[Begin Supplied material]

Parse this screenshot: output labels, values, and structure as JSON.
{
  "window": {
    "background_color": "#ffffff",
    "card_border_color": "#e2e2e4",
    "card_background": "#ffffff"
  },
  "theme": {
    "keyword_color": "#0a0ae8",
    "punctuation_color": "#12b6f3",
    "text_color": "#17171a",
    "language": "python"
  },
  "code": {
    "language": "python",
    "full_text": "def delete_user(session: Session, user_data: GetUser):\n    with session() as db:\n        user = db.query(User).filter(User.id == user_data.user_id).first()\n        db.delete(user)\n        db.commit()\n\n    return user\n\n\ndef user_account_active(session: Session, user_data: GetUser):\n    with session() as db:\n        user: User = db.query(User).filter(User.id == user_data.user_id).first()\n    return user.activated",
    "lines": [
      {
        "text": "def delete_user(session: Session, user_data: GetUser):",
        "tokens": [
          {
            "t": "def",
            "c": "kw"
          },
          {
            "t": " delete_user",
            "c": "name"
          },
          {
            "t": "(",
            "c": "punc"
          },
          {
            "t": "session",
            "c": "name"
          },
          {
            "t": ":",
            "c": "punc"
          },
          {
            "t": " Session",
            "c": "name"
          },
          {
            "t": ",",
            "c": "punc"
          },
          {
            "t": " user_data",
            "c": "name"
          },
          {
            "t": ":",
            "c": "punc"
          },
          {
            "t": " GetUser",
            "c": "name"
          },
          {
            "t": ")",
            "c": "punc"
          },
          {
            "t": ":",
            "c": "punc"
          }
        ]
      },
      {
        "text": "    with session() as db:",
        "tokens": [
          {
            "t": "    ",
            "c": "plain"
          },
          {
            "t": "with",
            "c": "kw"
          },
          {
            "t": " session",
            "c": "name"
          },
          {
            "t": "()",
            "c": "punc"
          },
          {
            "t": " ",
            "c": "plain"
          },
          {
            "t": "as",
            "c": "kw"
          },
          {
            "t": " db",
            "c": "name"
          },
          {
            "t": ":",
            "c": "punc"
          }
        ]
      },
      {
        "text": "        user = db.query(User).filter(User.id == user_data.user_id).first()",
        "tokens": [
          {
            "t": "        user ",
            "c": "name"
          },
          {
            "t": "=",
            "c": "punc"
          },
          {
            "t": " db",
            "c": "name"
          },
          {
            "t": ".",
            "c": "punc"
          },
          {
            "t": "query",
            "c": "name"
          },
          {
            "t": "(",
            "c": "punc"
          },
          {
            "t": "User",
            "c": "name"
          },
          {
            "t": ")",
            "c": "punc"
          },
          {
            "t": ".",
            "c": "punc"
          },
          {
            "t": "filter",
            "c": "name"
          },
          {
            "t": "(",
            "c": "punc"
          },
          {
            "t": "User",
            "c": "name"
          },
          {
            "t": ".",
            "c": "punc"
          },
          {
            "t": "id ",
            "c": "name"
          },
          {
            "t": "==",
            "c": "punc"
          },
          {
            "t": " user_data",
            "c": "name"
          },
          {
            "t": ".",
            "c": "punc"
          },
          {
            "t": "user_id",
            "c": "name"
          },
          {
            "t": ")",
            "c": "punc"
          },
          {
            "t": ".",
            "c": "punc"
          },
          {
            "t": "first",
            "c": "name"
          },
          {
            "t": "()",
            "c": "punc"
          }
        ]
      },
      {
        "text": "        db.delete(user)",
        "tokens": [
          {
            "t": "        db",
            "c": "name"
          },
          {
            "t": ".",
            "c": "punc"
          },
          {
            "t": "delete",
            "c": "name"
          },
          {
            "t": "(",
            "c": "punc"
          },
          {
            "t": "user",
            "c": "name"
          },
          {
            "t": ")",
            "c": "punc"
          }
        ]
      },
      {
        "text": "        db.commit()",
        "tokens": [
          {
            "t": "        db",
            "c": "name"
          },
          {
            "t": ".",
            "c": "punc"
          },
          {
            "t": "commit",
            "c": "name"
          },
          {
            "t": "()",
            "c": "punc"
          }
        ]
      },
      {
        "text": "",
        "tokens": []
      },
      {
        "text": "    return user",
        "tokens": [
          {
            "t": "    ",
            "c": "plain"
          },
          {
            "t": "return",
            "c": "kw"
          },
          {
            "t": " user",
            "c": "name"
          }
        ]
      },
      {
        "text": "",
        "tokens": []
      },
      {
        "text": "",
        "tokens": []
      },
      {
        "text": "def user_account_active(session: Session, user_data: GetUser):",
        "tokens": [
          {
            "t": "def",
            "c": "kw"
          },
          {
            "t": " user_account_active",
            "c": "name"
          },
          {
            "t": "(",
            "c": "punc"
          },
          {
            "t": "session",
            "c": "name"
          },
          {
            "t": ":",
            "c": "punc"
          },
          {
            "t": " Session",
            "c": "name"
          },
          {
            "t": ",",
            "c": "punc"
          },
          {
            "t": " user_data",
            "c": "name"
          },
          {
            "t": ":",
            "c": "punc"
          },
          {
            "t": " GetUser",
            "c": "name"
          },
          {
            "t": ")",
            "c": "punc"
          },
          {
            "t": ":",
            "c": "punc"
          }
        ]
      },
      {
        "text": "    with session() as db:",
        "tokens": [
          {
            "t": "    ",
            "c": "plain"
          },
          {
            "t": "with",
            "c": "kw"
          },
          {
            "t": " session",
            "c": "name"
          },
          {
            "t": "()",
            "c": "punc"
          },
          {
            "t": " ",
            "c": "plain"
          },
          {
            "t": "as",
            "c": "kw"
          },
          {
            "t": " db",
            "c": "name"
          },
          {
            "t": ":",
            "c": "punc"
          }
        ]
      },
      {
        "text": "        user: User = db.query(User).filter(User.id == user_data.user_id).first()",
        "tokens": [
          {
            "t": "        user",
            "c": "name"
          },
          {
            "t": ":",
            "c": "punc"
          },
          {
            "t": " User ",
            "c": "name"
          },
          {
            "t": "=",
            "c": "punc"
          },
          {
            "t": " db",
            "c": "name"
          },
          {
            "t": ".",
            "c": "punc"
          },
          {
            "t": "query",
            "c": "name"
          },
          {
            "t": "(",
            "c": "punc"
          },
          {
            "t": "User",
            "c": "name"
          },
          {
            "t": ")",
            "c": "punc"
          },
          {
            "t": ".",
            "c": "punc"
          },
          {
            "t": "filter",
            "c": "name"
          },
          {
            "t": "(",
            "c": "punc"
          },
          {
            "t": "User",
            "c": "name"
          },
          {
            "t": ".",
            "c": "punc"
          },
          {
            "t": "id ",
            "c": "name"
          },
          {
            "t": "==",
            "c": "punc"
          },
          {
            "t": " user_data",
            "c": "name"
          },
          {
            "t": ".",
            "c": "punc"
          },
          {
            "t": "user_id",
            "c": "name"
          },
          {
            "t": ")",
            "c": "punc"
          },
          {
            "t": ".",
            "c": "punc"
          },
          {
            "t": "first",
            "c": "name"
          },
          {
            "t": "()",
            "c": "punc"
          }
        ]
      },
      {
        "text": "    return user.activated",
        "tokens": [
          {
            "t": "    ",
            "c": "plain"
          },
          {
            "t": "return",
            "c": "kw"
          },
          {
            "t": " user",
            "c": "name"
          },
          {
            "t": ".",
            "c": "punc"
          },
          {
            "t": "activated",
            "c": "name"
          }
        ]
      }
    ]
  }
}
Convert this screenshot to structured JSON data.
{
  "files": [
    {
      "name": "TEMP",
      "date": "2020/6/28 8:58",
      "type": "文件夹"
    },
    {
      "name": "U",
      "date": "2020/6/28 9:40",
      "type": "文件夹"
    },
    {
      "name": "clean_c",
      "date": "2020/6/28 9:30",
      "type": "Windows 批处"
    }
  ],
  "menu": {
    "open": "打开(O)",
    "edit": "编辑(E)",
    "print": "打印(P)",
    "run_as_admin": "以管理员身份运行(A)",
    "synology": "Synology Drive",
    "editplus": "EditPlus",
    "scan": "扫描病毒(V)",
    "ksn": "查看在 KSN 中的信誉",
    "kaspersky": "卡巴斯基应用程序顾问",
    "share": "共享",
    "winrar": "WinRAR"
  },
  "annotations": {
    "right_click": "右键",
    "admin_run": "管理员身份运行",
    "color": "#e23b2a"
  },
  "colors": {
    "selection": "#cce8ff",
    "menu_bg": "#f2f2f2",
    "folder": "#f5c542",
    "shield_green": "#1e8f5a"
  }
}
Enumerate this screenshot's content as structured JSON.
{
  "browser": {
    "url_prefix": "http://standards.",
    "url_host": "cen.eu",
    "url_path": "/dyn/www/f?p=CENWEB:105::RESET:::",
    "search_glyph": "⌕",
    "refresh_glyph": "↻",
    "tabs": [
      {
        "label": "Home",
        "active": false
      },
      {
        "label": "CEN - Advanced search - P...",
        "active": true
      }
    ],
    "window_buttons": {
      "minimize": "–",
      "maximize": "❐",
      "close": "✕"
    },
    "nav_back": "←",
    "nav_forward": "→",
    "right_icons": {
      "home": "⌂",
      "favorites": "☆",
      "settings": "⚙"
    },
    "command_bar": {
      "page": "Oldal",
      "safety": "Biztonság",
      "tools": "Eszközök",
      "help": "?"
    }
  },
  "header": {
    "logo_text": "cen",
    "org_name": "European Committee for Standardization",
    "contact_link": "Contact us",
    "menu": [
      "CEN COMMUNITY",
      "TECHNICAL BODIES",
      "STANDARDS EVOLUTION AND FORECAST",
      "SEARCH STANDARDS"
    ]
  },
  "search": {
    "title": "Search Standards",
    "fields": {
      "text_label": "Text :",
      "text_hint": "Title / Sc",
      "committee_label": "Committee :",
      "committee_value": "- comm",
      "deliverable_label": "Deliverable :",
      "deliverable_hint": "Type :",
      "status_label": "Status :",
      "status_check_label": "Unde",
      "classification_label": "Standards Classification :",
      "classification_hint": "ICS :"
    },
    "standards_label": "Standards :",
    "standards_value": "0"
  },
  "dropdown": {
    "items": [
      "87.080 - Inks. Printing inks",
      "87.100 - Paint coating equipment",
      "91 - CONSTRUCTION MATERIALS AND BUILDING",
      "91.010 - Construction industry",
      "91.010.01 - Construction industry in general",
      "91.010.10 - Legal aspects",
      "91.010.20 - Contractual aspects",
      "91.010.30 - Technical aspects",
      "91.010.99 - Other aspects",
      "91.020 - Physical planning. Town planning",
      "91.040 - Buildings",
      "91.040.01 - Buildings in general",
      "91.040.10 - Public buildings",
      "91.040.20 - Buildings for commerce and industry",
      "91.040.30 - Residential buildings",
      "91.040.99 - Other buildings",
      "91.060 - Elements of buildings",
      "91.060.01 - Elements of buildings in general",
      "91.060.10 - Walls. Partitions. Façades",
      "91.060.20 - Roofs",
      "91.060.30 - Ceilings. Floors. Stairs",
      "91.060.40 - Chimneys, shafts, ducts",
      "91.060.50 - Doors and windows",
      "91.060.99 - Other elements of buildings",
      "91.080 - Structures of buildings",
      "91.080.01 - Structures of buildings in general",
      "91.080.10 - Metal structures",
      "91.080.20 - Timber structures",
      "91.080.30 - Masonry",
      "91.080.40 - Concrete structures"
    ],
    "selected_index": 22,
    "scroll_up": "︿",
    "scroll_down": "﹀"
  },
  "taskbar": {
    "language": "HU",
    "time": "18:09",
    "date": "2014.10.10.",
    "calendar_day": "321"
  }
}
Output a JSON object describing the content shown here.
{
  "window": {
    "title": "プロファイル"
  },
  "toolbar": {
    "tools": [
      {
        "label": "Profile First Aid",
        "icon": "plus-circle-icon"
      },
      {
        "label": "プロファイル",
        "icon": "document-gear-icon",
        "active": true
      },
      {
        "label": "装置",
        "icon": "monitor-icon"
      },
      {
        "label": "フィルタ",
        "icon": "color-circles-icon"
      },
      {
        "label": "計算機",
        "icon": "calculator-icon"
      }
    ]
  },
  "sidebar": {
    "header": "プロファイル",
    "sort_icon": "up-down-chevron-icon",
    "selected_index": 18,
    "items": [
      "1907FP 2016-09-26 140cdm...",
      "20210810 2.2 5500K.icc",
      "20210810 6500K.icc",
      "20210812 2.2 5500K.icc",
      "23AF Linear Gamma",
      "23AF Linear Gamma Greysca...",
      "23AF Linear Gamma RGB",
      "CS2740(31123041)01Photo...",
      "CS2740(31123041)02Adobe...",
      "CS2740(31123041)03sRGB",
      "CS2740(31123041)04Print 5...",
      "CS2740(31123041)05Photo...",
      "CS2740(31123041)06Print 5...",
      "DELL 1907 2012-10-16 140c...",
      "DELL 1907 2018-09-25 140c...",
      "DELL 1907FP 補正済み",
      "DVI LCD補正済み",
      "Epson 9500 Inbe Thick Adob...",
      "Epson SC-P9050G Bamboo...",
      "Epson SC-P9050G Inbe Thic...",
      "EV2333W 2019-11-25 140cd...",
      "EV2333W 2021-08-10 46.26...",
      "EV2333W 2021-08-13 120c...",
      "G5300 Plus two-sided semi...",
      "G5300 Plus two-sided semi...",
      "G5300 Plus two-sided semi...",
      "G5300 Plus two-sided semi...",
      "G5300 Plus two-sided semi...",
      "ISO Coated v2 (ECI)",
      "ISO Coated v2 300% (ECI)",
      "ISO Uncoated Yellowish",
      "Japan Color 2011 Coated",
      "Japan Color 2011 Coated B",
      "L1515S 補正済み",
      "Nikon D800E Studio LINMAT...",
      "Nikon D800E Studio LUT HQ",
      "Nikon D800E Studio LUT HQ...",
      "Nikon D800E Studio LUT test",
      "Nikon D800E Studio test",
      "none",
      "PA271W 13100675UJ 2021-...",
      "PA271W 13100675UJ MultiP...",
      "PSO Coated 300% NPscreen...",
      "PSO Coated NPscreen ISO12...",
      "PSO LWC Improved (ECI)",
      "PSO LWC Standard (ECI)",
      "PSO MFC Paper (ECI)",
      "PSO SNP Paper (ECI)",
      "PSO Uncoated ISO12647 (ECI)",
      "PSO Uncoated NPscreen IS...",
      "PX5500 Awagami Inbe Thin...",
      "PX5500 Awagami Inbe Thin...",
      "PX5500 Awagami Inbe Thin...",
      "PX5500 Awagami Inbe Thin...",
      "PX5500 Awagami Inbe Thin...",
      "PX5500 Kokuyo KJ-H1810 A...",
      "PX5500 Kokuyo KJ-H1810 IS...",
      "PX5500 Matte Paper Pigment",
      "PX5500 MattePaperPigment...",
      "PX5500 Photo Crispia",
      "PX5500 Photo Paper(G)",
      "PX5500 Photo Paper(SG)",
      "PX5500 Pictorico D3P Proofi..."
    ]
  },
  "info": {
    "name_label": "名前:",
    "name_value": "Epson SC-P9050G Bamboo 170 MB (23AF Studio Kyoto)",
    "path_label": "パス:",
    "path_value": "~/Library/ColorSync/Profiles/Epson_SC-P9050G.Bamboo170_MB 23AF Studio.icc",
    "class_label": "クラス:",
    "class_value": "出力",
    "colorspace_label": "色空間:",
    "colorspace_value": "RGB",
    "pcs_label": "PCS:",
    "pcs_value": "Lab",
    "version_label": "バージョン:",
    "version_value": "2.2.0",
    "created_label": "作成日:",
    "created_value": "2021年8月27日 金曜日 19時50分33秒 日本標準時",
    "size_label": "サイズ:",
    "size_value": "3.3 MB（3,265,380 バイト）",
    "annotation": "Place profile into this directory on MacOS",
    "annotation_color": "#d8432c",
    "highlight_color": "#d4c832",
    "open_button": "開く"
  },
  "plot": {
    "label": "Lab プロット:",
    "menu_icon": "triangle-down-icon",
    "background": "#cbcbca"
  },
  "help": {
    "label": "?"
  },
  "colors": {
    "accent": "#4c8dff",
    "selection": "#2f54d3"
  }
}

[End Supplied material]

■ **Exercise**
From the data, collect all lines where the string "ffffff" appears.

■ **The solution**
    "background_color": "#ffffff",
    "card_background": "#ffffff"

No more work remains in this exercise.